(Extracted records)
+++++
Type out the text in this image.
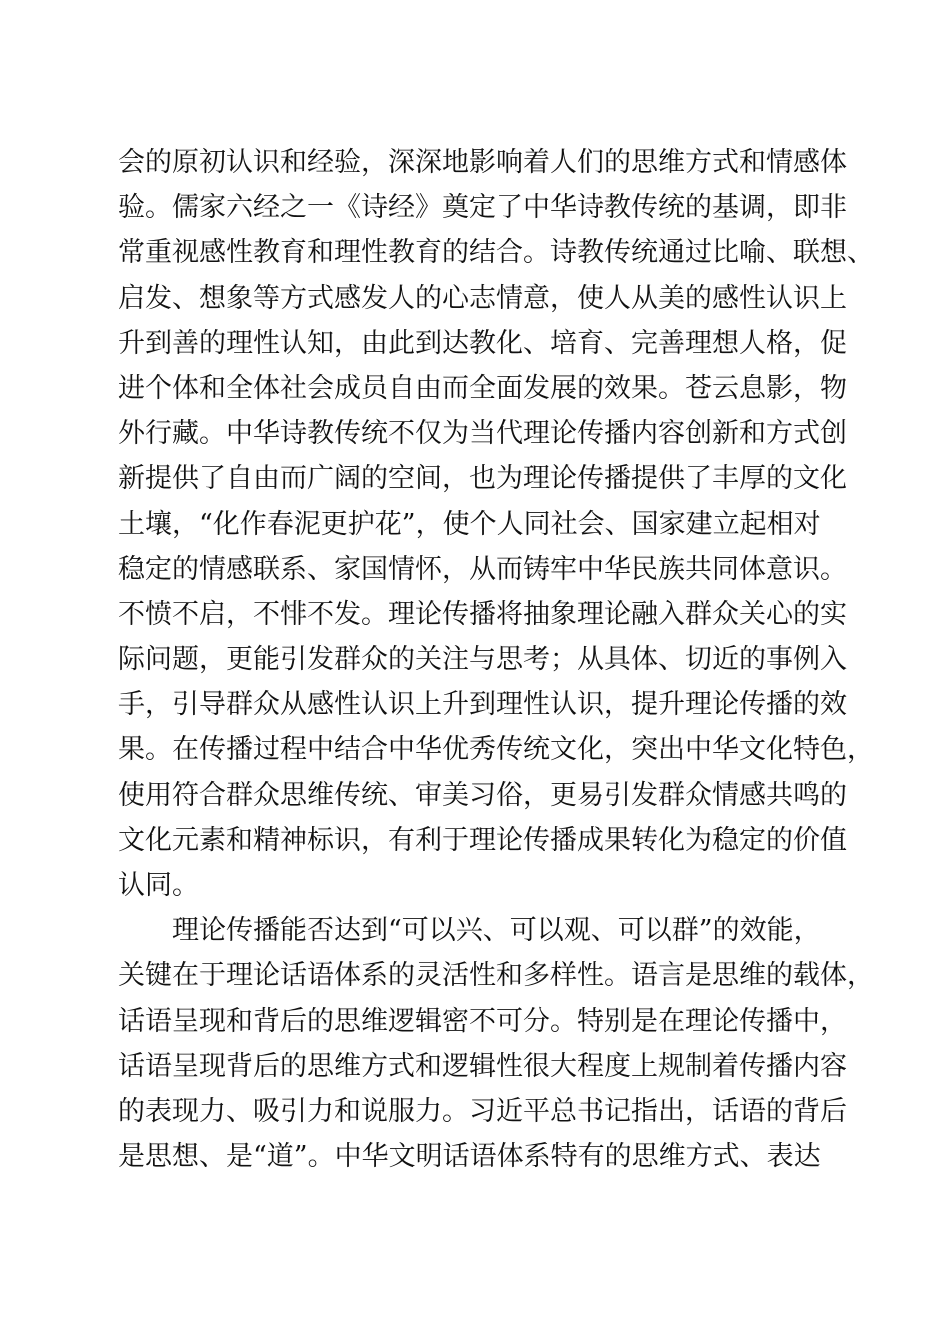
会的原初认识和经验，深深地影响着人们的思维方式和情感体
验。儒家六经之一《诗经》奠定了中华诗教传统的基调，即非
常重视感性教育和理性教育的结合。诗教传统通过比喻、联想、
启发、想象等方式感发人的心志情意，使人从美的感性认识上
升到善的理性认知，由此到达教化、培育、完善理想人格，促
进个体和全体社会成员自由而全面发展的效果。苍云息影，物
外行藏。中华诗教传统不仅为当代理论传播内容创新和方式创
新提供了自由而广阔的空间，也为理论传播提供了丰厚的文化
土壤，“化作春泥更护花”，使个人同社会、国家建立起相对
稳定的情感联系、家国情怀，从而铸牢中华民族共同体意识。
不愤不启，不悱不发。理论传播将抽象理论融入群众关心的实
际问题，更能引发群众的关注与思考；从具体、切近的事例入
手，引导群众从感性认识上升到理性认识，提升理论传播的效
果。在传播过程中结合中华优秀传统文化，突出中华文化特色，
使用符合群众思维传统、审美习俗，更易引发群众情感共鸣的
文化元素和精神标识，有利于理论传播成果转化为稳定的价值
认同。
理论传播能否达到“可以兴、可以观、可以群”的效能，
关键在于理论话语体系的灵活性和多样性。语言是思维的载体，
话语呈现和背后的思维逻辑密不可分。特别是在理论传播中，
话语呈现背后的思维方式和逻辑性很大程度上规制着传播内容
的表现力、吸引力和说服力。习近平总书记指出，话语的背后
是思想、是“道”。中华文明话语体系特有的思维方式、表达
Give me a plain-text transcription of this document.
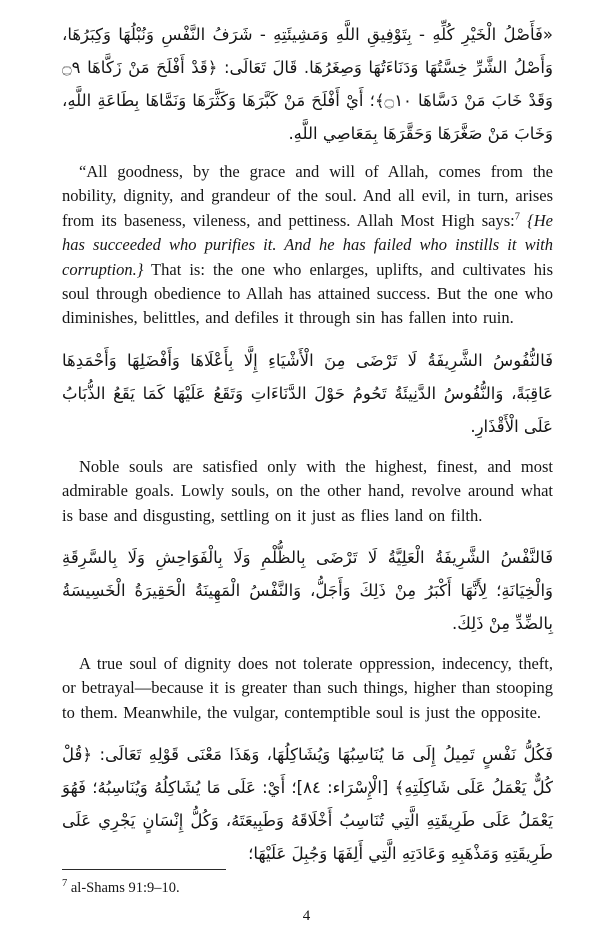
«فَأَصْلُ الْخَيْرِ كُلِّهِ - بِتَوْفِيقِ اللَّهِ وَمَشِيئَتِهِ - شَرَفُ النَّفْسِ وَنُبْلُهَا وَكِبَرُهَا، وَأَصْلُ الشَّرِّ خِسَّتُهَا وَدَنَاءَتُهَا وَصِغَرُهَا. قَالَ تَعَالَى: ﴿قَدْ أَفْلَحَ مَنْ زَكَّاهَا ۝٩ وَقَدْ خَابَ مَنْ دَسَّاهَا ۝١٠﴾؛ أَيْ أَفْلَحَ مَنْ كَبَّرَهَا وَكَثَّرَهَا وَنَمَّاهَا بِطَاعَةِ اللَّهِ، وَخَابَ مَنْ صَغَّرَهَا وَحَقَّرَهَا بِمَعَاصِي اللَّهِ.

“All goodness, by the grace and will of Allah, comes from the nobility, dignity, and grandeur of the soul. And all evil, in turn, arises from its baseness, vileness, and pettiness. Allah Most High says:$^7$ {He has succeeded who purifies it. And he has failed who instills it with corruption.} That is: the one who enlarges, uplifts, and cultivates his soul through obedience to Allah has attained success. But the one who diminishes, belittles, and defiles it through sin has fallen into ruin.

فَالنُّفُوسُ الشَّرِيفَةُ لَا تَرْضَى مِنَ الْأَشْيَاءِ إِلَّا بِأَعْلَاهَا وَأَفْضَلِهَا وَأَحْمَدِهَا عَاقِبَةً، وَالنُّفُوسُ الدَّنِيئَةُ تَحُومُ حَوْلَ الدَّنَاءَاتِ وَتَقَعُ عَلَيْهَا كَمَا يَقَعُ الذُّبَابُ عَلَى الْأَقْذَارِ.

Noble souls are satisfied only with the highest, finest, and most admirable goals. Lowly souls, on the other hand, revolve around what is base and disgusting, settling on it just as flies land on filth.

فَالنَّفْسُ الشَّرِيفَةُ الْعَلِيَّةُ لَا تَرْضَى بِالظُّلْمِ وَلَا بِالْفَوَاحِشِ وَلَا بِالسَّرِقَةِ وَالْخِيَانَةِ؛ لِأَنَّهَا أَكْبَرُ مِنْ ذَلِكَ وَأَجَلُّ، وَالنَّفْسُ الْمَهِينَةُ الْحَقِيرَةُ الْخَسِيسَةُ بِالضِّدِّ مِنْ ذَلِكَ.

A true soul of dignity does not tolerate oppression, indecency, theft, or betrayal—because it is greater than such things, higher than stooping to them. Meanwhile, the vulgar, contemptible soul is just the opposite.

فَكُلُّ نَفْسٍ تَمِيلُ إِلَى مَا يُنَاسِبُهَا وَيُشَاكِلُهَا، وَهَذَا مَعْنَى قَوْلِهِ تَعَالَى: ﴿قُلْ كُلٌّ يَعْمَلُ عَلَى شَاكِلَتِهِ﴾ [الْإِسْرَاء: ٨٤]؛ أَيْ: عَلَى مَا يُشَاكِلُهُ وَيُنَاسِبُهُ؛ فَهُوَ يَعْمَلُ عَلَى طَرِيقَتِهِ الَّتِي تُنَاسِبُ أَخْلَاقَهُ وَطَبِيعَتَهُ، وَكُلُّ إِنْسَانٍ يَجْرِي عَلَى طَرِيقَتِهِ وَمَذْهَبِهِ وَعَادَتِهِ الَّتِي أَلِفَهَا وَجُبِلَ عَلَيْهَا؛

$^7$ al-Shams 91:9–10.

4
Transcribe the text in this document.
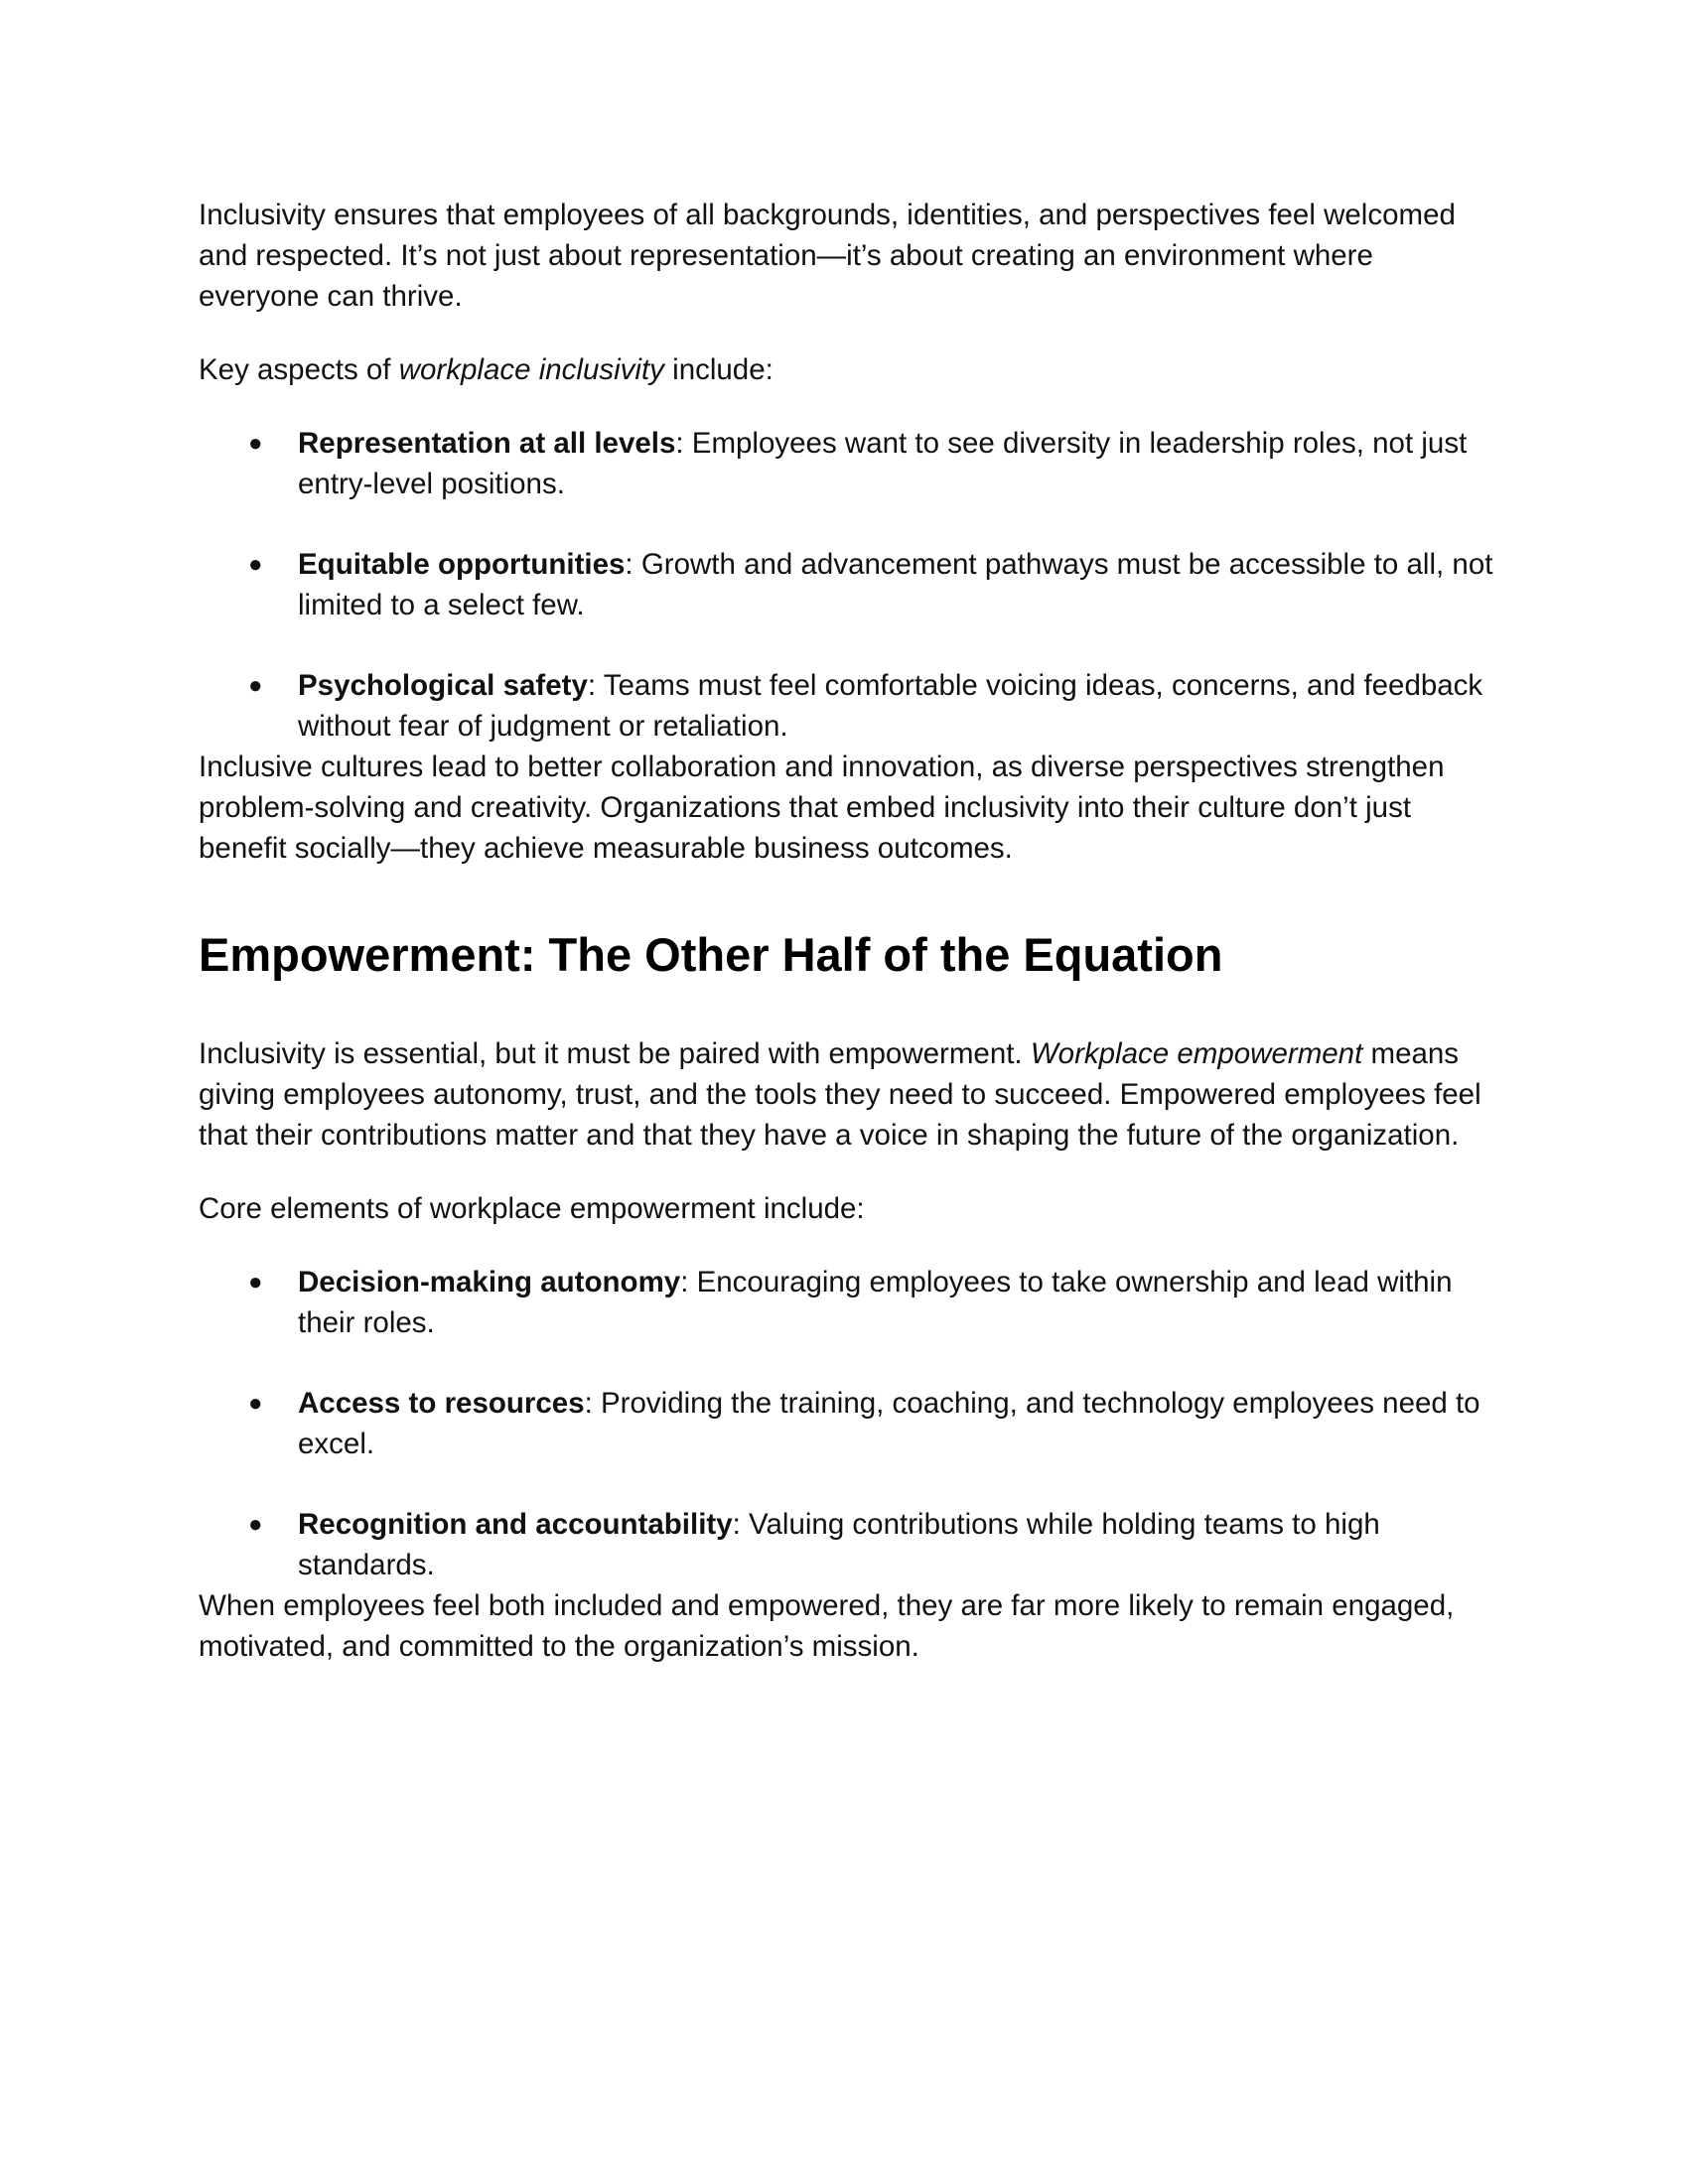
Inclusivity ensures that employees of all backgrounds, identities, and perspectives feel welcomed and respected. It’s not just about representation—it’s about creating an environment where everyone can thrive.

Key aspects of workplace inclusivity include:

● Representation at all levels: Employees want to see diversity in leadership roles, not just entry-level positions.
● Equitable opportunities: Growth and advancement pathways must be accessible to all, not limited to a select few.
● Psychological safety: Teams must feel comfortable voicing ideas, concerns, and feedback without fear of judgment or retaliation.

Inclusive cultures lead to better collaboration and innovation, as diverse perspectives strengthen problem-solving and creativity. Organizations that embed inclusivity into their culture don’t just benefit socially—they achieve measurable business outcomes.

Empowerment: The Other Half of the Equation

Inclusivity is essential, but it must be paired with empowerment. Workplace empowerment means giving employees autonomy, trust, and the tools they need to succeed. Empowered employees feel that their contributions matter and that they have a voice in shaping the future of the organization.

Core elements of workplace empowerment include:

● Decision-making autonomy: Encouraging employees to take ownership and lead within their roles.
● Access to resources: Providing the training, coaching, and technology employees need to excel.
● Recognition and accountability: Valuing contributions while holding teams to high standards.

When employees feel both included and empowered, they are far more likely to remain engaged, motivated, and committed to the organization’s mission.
+++++
Given task
Which lines above contain "autonomy"? Show each of them.

The response
Inclusivity is essential, but it must be paired with empowerment. Workplace empowerment means giving employees autonomy, trust, and the tools they need to succeed. Empowered employees feel that their contributions matter and that they have a voice in shaping the future of the organization.
● Decision-making autonomy: Encouraging employees to take ownership and lead within their roles.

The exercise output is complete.